=== Records shown ===
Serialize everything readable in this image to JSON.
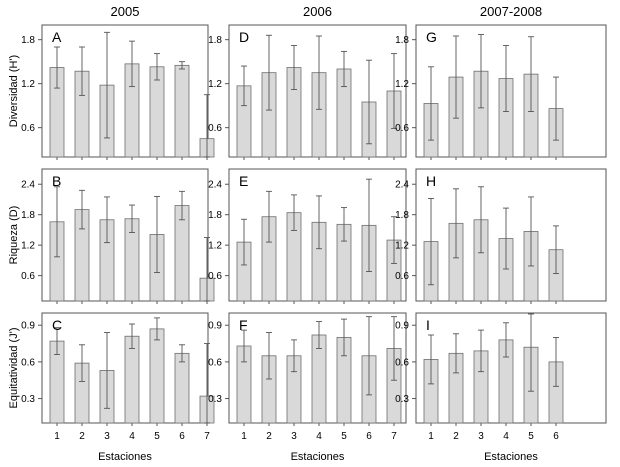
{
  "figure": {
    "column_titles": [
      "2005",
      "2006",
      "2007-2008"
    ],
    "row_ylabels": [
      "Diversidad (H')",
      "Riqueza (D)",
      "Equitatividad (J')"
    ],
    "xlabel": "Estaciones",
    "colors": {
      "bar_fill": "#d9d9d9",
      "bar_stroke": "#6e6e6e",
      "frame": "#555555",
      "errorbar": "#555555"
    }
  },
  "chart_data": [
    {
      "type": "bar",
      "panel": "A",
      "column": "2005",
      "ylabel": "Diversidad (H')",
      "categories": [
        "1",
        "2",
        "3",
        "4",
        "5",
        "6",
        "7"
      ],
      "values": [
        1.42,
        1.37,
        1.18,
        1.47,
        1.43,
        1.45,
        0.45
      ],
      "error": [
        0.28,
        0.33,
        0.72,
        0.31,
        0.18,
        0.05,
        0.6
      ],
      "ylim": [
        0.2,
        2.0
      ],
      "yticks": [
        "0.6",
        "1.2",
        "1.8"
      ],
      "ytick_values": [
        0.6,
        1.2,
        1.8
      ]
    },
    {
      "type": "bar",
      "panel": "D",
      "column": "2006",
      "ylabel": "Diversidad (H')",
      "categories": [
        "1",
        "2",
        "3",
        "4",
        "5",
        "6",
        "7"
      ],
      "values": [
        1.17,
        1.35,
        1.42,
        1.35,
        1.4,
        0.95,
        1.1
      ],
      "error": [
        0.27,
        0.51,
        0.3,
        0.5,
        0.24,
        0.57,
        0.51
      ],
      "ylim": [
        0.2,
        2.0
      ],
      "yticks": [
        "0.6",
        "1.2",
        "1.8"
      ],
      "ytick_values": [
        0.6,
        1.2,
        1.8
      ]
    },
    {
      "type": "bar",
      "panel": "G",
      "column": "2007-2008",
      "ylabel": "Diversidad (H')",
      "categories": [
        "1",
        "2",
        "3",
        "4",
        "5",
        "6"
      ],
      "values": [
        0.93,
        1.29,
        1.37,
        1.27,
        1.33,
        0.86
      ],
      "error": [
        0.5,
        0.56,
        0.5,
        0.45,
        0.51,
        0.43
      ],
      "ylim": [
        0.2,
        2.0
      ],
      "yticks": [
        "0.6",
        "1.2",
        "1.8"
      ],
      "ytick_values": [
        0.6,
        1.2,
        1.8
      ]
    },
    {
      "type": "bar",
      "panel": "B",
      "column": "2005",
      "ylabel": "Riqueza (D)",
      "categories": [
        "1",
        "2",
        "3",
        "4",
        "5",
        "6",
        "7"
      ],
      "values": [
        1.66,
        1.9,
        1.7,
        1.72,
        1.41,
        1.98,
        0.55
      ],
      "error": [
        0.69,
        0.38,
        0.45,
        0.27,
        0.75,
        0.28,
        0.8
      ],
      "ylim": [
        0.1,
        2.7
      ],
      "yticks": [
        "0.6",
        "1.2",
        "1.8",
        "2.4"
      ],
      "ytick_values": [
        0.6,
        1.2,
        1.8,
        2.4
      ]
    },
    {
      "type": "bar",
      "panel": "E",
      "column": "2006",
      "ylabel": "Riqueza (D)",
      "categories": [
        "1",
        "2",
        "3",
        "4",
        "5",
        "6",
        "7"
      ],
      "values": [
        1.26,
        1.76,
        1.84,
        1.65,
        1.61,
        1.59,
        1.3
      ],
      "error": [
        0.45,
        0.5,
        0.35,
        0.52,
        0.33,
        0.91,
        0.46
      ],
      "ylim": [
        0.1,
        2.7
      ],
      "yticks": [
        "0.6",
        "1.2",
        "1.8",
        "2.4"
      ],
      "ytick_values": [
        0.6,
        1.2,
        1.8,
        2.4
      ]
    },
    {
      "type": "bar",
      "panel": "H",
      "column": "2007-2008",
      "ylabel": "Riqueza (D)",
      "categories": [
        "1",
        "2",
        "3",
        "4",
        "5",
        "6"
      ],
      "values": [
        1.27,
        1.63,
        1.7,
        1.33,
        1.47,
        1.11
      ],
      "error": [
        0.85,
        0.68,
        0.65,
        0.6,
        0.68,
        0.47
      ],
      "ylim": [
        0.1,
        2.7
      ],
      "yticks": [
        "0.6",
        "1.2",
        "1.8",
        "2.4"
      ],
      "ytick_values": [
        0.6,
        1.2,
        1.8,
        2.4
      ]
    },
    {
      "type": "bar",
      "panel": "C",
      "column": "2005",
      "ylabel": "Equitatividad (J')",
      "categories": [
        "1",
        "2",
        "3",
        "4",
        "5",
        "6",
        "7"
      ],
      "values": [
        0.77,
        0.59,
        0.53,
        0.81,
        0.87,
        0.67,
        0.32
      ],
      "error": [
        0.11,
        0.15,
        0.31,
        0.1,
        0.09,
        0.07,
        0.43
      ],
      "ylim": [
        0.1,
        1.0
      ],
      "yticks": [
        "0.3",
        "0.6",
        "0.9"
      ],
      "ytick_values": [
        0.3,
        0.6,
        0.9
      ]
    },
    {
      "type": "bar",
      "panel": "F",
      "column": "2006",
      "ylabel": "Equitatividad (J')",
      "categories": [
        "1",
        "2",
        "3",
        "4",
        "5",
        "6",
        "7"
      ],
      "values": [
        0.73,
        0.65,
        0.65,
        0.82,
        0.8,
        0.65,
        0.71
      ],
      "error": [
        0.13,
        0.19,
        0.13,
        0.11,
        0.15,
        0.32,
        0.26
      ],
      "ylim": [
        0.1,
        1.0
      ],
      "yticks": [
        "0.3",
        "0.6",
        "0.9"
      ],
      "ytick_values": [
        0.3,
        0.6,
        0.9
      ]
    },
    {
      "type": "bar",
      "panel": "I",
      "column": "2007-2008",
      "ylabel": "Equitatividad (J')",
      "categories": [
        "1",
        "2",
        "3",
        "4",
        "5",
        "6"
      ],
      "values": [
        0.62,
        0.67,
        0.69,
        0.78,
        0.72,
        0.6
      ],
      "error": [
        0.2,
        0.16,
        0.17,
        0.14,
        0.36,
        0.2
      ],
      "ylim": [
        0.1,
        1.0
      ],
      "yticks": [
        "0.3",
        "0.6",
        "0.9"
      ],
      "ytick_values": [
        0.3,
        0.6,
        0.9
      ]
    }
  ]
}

=== Written task ===
Exclude the pictures, and transcribe all of the material exactly.

=== Reply to the exercise ===
Serialize everything readable in this image to JSON.
{
  "figure": {
    "column_titles": [
      "2005",
      "2006",
      "2007-2008"
    ],
    "row_ylabels": [
      "Diversidad (H')",
      "Riqueza (D)",
      "Equitatividad (J')"
    ],
    "xlabel": "Estaciones",
    "colors": {
      "bar_fill": "#d9d9d9",
      "bar_stroke": "#6e6e6e",
      "frame": "#555555",
      "errorbar": "#555555"
    }
  },
  "chart_data": [
    {
      "type": "bar",
      "panel": "A",
      "column": "2005",
      "ylabel": "Diversidad (H')",
      "categories": [
        "1",
        "2",
        "3",
        "4",
        "5",
        "6",
        "7"
      ],
      "values": [
        1.42,
        1.37,
        1.18,
        1.47,
        1.43,
        1.45,
        0.45
      ],
      "error": [
        0.28,
        0.33,
        0.72,
        0.31,
        0.18,
        0.05,
        0.6
      ],
      "ylim": [
        0.2,
        2.0
      ],
      "yticks": [
        "0.6",
        "1.2",
        "1.8"
      ],
      "ytick_values": [
        0.6,
        1.2,
        1.8
      ]
    },
    {
      "type": "bar",
      "panel": "D",
      "column": "2006",
      "ylabel": "Diversidad (H')",
      "categories": [
        "1",
        "2",
        "3",
        "4",
        "5",
        "6",
        "7"
      ],
      "values": [
        1.17,
        1.35,
        1.42,
        1.35,
        1.4,
        0.95,
        1.1
      ],
      "error": [
        0.27,
        0.51,
        0.3,
        0.5,
        0.24,
        0.57,
        0.51
      ],
      "ylim": [
        0.2,
        2.0
      ],
      "yticks": [
        "0.6",
        "1.2",
        "1.8"
      ],
      "ytick_values": [
        0.6,
        1.2,
        1.8
      ]
    },
    {
      "type": "bar",
      "panel": "G",
      "column": "2007-2008",
      "ylabel": "Diversidad (H')",
      "categories": [
        "1",
        "2",
        "3",
        "4",
        "5",
        "6"
      ],
      "values": [
        0.93,
        1.29,
        1.37,
        1.27,
        1.33,
        0.86
      ],
      "error": [
        0.5,
        0.56,
        0.5,
        0.45,
        0.51,
        0.43
      ],
      "ylim": [
        0.2,
        2.0
      ],
      "yticks": [
        "0.6",
        "1.2",
        "1.8"
      ],
      "ytick_values": [
        0.6,
        1.2,
        1.8
      ]
    },
    {
      "type": "bar",
      "panel": "B",
      "column": "2005",
      "ylabel": "Riqueza (D)",
      "categories": [
        "1",
        "2",
        "3",
        "4",
        "5",
        "6",
        "7"
      ],
      "values": [
        1.66,
        1.9,
        1.7,
        1.72,
        1.41,
        1.98,
        0.55
      ],
      "error": [
        0.69,
        0.38,
        0.45,
        0.27,
        0.75,
        0.28,
        0.8
      ],
      "ylim": [
        0.1,
        2.7
      ],
      "yticks": [
        "0.6",
        "1.2",
        "1.8",
        "2.4"
      ],
      "ytick_values": [
        0.6,
        1.2,
        1.8,
        2.4
      ]
    },
    {
      "type": "bar",
      "panel": "E",
      "column": "2006",
      "ylabel": "Riqueza (D)",
      "categories": [
        "1",
        "2",
        "3",
        "4",
        "5",
        "6",
        "7"
      ],
      "values": [
        1.26,
        1.76,
        1.84,
        1.65,
        1.61,
        1.59,
        1.3
      ],
      "error": [
        0.45,
        0.5,
        0.35,
        0.52,
        0.33,
        0.91,
        0.46
      ],
      "ylim": [
        0.1,
        2.7
      ],
      "yticks": [
        "0.6",
        "1.2",
        "1.8",
        "2.4"
      ],
      "ytick_values": [
        0.6,
        1.2,
        1.8,
        2.4
      ]
    },
    {
      "type": "bar",
      "panel": "H",
      "column": "2007-2008",
      "ylabel": "Riqueza (D)",
      "categories": [
        "1",
        "2",
        "3",
        "4",
        "5",
        "6"
      ],
      "values": [
        1.27,
        1.63,
        1.7,
        1.33,
        1.47,
        1.11
      ],
      "error": [
        0.85,
        0.68,
        0.65,
        0.6,
        0.68,
        0.47
      ],
      "ylim": [
        0.1,
        2.7
      ],
      "yticks": [
        "0.6",
        "1.2",
        "1.8",
        "2.4"
      ],
      "ytick_values": [
        0.6,
        1.2,
        1.8,
        2.4
      ]
    },
    {
      "type": "bar",
      "panel": "C",
      "column": "2005",
      "ylabel": "Equitatividad (J')",
      "categories": [
        "1",
        "2",
        "3",
        "4",
        "5",
        "6",
        "7"
      ],
      "values": [
        0.77,
        0.59,
        0.53,
        0.81,
        0.87,
        0.67,
        0.32
      ],
      "error": [
        0.11,
        0.15,
        0.31,
        0.1,
        0.09,
        0.07,
        0.43
      ],
      "ylim": [
        0.1,
        1.0
      ],
      "yticks": [
        "0.3",
        "0.6",
        "0.9"
      ],
      "ytick_values": [
        0.3,
        0.6,
        0.9
      ]
    },
    {
      "type": "bar",
      "panel": "F",
      "column": "2006",
      "ylabel": "Equitatividad (J')",
      "categories": [
        "1",
        "2",
        "3",
        "4",
        "5",
        "6",
        "7"
      ],
      "values": [
        0.73,
        0.65,
        0.65,
        0.82,
        0.8,
        0.65,
        0.71
      ],
      "error": [
        0.13,
        0.19,
        0.13,
        0.11,
        0.15,
        0.32,
        0.26
      ],
      "ylim": [
        0.1,
        1.0
      ],
      "yticks": [
        "0.3",
        "0.6",
        "0.9"
      ],
      "ytick_values": [
        0.3,
        0.6,
        0.9
      ]
    },
    {
      "type": "bar",
      "panel": "I",
      "column": "2007-2008",
      "ylabel": "Equitatividad (J')",
      "categories": [
        "1",
        "2",
        "3",
        "4",
        "5",
        "6"
      ],
      "values": [
        0.62,
        0.67,
        0.69,
        0.78,
        0.72,
        0.6
      ],
      "error": [
        0.2,
        0.16,
        0.17,
        0.14,
        0.36,
        0.2
      ],
      "ylim": [
        0.1,
        1.0
      ],
      "yticks": [
        "0.3",
        "0.6",
        "0.9"
      ],
      "ytick_values": [
        0.3,
        0.6,
        0.9
      ]
    }
  ]
}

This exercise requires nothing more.